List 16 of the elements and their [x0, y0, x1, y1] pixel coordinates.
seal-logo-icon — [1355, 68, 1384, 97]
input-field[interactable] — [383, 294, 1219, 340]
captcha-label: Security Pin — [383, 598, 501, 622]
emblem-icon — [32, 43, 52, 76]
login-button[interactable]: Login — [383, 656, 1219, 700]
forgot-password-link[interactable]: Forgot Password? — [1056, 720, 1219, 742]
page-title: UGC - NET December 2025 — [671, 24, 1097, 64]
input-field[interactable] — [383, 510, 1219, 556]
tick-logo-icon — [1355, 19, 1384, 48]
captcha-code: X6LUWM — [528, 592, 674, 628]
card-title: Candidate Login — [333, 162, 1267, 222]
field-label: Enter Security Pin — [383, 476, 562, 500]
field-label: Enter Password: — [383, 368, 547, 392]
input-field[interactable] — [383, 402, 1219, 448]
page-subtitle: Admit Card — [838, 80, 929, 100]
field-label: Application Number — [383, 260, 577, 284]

━━━━

The task: Rewrite the records above with every "input-field" replaced by "text-box", keeping everything else the same.

Solution to this problem:
List 16 of the elements and their [x0, y0, x1, y1] pixel coordinates.
seal-logo-icon — [1355, 68, 1384, 97]
text-box[interactable] — [383, 294, 1219, 340]
captcha-label: Security Pin — [383, 598, 501, 622]
emblem-icon — [32, 43, 52, 76]
login-button[interactable]: Login — [383, 656, 1219, 700]
forgot-password-link[interactable]: Forgot Password? — [1056, 720, 1219, 742]
page-title: UGC - NET December 2025 — [671, 24, 1097, 64]
text-box[interactable] — [383, 510, 1219, 556]
tick-logo-icon — [1355, 19, 1384, 48]
captcha-code: X6LUWM — [528, 592, 674, 628]
card-title: Candidate Login — [333, 162, 1267, 222]
field-label: Enter Security Pin — [383, 476, 562, 500]
field-label: Enter Password: — [383, 368, 547, 392]
text-box[interactable] — [383, 402, 1219, 448]
page-subtitle: Admit Card — [838, 80, 929, 100]
field-label: Application Number — [383, 260, 577, 284]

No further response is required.